WORK TO DO - Return the whole listing, keeping every character the same.

DATA SUPPLIED -
※ ※ ※

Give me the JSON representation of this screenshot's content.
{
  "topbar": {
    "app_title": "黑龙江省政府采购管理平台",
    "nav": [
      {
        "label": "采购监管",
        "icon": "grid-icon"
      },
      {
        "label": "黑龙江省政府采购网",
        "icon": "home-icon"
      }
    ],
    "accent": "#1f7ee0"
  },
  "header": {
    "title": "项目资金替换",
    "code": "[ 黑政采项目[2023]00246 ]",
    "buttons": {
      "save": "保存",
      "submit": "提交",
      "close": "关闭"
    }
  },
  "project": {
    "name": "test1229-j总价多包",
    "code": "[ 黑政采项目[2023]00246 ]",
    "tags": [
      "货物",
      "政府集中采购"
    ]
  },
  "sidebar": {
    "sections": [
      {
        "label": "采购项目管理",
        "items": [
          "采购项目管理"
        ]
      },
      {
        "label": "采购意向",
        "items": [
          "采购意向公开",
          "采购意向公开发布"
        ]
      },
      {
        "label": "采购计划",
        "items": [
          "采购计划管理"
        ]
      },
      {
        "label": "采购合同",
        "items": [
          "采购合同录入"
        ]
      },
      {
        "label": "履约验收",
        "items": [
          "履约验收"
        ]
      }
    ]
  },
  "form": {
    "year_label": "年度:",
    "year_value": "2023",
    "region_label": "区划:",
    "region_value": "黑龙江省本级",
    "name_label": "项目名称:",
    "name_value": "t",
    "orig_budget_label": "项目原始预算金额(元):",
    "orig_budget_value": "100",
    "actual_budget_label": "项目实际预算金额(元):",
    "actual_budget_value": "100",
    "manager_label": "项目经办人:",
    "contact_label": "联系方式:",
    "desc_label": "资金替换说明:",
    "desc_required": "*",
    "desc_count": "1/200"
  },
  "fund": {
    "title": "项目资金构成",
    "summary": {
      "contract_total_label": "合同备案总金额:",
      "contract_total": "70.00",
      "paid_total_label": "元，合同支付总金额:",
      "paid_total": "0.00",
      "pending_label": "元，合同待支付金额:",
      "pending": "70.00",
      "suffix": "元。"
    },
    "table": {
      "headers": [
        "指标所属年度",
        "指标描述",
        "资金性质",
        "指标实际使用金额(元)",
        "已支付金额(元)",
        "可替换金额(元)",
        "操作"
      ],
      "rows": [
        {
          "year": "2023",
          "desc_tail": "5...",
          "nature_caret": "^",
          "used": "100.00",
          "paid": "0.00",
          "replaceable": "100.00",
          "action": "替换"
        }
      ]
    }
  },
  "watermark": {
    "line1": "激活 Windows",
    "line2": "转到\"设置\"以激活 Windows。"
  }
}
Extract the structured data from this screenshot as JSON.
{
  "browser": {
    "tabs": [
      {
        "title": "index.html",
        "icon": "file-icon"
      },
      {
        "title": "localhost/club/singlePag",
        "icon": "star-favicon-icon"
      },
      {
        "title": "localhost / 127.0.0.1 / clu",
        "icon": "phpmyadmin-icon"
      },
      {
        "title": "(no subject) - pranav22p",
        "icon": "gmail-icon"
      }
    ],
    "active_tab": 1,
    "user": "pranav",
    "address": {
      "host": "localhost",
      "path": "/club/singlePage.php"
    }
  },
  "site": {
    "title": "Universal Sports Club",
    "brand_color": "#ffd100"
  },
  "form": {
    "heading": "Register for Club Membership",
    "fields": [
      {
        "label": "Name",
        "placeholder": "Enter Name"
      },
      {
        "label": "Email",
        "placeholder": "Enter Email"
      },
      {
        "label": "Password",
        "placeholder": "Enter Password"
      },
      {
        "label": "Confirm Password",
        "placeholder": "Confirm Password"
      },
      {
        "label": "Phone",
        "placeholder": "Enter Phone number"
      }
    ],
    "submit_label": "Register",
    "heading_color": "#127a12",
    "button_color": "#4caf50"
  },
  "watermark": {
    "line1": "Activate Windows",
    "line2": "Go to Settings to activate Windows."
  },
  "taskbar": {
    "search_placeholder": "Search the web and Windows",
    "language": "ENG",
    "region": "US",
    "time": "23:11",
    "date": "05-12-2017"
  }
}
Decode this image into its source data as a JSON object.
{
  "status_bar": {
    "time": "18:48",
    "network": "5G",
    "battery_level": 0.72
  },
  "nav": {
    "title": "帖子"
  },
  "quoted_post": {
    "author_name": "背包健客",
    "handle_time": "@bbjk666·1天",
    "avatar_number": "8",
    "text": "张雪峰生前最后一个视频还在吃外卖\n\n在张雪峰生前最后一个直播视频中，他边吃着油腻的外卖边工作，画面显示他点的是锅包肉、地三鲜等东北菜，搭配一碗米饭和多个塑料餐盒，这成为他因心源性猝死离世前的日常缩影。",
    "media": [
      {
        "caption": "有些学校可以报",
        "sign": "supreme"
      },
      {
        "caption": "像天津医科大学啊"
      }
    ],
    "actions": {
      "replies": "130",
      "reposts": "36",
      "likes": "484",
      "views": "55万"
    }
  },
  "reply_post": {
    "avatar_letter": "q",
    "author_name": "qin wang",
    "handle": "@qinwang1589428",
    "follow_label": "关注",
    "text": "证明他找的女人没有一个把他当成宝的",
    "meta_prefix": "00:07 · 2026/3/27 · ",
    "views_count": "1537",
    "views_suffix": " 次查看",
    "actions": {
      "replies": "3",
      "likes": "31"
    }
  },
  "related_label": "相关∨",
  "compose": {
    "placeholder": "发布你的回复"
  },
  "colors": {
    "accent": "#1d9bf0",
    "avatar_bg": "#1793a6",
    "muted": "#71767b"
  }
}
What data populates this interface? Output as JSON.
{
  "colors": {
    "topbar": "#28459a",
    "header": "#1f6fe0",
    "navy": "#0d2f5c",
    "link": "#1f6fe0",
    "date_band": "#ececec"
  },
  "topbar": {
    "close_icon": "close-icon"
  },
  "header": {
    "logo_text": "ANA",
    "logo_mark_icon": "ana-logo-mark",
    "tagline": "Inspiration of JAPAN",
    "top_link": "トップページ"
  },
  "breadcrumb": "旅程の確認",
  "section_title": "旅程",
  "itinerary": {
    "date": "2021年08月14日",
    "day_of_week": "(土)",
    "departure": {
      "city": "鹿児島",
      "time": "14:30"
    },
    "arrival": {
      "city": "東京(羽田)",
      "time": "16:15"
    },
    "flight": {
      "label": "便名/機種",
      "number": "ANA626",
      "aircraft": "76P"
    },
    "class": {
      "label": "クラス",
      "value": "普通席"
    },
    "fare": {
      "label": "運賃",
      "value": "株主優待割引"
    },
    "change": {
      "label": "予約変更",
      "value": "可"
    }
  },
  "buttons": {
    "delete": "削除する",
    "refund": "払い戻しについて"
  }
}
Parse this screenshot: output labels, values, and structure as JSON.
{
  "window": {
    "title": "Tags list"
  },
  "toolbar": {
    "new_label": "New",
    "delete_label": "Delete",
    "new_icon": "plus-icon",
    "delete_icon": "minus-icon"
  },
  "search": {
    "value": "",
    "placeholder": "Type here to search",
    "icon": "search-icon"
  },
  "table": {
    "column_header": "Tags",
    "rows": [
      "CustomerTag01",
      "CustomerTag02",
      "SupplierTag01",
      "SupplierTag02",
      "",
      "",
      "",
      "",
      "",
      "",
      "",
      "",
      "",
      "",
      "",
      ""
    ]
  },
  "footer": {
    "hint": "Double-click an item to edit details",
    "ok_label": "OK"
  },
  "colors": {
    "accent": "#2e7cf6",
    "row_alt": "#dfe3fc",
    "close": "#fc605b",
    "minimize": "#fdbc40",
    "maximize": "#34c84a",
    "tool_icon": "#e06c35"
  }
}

※ ※ ※

ANSWER FOR THIS EXERCISE -
Give me the JSON representation of this screenshot's content.
{
  "topbar": {
    "app_title": "黑龙江省政府采购管理平台",
    "nav": [
      {
        "label": "采购监管",
        "icon": "grid-icon"
      },
      {
        "label": "黑龙江省政府采购网",
        "icon": "home-icon"
      }
    ],
    "accent": "#1f7ee0"
  },
  "header": {
    "title": "项目资金替换",
    "code": "[ 黑政采项目[2023]00246 ]",
    "buttons": {
      "save": "保存",
      "submit": "提交",
      "close": "关闭"
    }
  },
  "project": {
    "name": "test1229-j总价多包",
    "code": "[ 黑政采项目[2023]00246 ]",
    "tags": [
      "货物",
      "政府集中采购"
    ]
  },
  "sidebar": {
    "sections": [
      {
        "label": "采购项目管理",
        "items": [
          "采购项目管理"
        ]
      },
      {
        "label": "采购意向",
        "items": [
          "采购意向公开",
          "采购意向公开发布"
        ]
      },
      {
        "label": "采购计划",
        "items": [
          "采购计划管理"
        ]
      },
      {
        "label": "采购合同",
        "items": [
          "采购合同录入"
        ]
      },
      {
        "label": "履约验收",
        "items": [
          "履约验收"
        ]
      }
    ]
  },
  "form": {
    "year_label": "年度:",
    "year_value": "2023",
    "region_label": "区划:",
    "region_value": "黑龙江省本级",
    "name_label": "项目名称:",
    "name_value": "t",
    "orig_budget_label": "项目原始预算金额(元):",
    "orig_budget_value": "100",
    "actual_budget_label": "项目实际预算金额(元):",
    "actual_budget_value": "100",
    "manager_label": "项目经办人:",
    "contact_label": "联系方式:",
    "desc_label": "资金替换说明:",
    "desc_required": "*",
    "desc_count": "1/200"
  },
  "fund": {
    "title": "项目资金构成",
    "summary": {
      "contract_total_label": "合同备案总金额:",
      "contract_total": "70.00",
      "paid_total_label": "元，合同支付总金额:",
      "paid_total": "0.00",
      "pending_label": "元，合同待支付金额:",
      "pending": "70.00",
      "suffix": "元。"
    },
    "table": {
      "headers": [
        "指标所属年度",
        "指标描述",
        "资金性质",
        "指标实际使用金额(元)",
        "已支付金额(元)",
        "可替换金额(元)",
        "操作"
      ],
      "rows": [
        {
          "year": "2023",
          "desc_tail": "5...",
          "nature_caret": "^",
          "used": "100.00",
          "paid": "0.00",
          "replaceable": "100.00",
          "action": "替换"
        }
      ]
    }
  },
  "watermark": {
    "line1": "激活 Windows",
    "line2": "转到\"设置\"以激活 Windows。"
  }
}
Extract the structured data from this screenshot as JSON.
{
  "browser": {
    "tabs": [
      {
        "title": "index.html",
        "icon": "file-icon"
      },
      {
        "title": "localhost/club/singlePag",
        "icon": "star-favicon-icon"
      },
      {
        "title": "localhost / 127.0.0.1 / clu",
        "icon": "phpmyadmin-icon"
      },
      {
        "title": "(no subject) - pranav22p",
        "icon": "gmail-icon"
      }
    ],
    "active_tab": 1,
    "user": "pranav",
    "address": {
      "host": "localhost",
      "path": "/club/singlePage.php"
    }
  },
  "site": {
    "title": "Universal Sports Club",
    "brand_color": "#ffd100"
  },
  "form": {
    "heading": "Register for Club Membership",
    "fields": [
      {
        "label": "Name",
        "placeholder": "Enter Name"
      },
      {
        "label": "Email",
        "placeholder": "Enter Email"
      },
      {
        "label": "Password",
        "placeholder": "Enter Password"
      },
      {
        "label": "Confirm Password",
        "placeholder": "Confirm Password"
      },
      {
        "label": "Phone",
        "placeholder": "Enter Phone number"
      }
    ],
    "submit_label": "Register",
    "heading_color": "#127a12",
    "button_color": "#4caf50"
  },
  "watermark": {
    "line1": "Activate Windows",
    "line2": "Go to Settings to activate Windows."
  },
  "taskbar": {
    "search_placeholder": "Search the web and Windows",
    "language": "ENG",
    "region": "US",
    "time": "23:11",
    "date": "05-12-2017"
  }
}
Decode this image into its source data as a JSON object.
{
  "status_bar": {
    "time": "18:48",
    "network": "5G",
    "battery_level": 0.72
  },
  "nav": {
    "title": "帖子"
  },
  "quoted_post": {
    "author_name": "背包健客",
    "handle_time": "@bbjk666·1天",
    "avatar_number": "8",
    "text": "张雪峰生前最后一个视频还在吃外卖\n\n在张雪峰生前最后一个直播视频中，他边吃着油腻的外卖边工作，画面显示他点的是锅包肉、地三鲜等东北菜，搭配一碗米饭和多个塑料餐盒，这成为他因心源性猝死离世前的日常缩影。",
    "media": [
      {
        "caption": "有些学校可以报",
        "sign": "supreme"
      },
      {
        "caption": "像天津医科大学啊"
      }
    ],
    "actions": {
      "replies": "130",
      "reposts": "36",
      "likes": "484",
      "views": "55万"
    }
  },
  "reply_post": {
    "avatar_letter": "q",
    "author_name": "qin wang",
    "handle": "@qinwang1589428",
    "follow_label": "关注",
    "text": "证明他找的女人没有一个把他当成宝的",
    "meta_prefix": "00:07 · 2026/3/27 · ",
    "views_count": "1537",
    "views_suffix": " 次查看",
    "actions": {
      "replies": "3",
      "likes": "31"
    }
  },
  "related_label": "相关∨",
  "compose": {
    "placeholder": "发布你的回复"
  },
  "colors": {
    "accent": "#1d9bf0",
    "avatar_bg": "#1793a6",
    "muted": "#71767b"
  }
}
What data populates this interface? Output as JSON.
{
  "colors": {
    "topbar": "#28459a",
    "header": "#1f6fe0",
    "navy": "#0d2f5c",
    "link": "#1f6fe0",
    "date_band": "#ececec"
  },
  "topbar": {
    "close_icon": "close-icon"
  },
  "header": {
    "logo_text": "ANA",
    "logo_mark_icon": "ana-logo-mark",
    "tagline": "Inspiration of JAPAN",
    "top_link": "トップページ"
  },
  "breadcrumb": "旅程の確認",
  "section_title": "旅程",
  "itinerary": {
    "date": "2021年08月14日",
    "day_of_week": "(土)",
    "departure": {
      "city": "鹿児島",
      "time": "14:30"
    },
    "arrival": {
      "city": "東京(羽田)",
      "time": "16:15"
    },
    "flight": {
      "label": "便名/機種",
      "number": "ANA626",
      "aircraft": "76P"
    },
    "class": {
      "label": "クラス",
      "value": "普通席"
    },
    "fare": {
      "label": "運賃",
      "value": "株主優待割引"
    },
    "change": {
      "label": "予約変更",
      "value": "可"
    }
  },
  "buttons": {
    "delete": "削除する",
    "refund": "払い戻しについて"
  }
}
Parse this screenshot: output labels, values, and structure as JSON.
{
  "window": {
    "title": "Tags list"
  },
  "toolbar": {
    "new_label": "New",
    "delete_label": "Delete",
    "new_icon": "plus-icon",
    "delete_icon": "minus-icon"
  },
  "search": {
    "value": "",
    "placeholder": "Type here to search",
    "icon": "search-icon"
  },
  "table": {
    "column_header": "Tags",
    "rows": [
      "CustomerTag01",
      "CustomerTag02",
      "SupplierTag01",
      "SupplierTag02",
      "",
      "",
      "",
      "",
      "",
      "",
      "",
      "",
      "",
      "",
      "",
      ""
    ]
  },
  "footer": {
    "hint": "Double-click an item to edit details",
    "ok_label": "OK"
  },
  "colors": {
    "accent": "#2e7cf6",
    "row_alt": "#dfe3fc",
    "close": "#fc605b",
    "minimize": "#fdbc40",
    "maximize": "#34c84a",
    "tool_icon": "#e06c35"
  }
}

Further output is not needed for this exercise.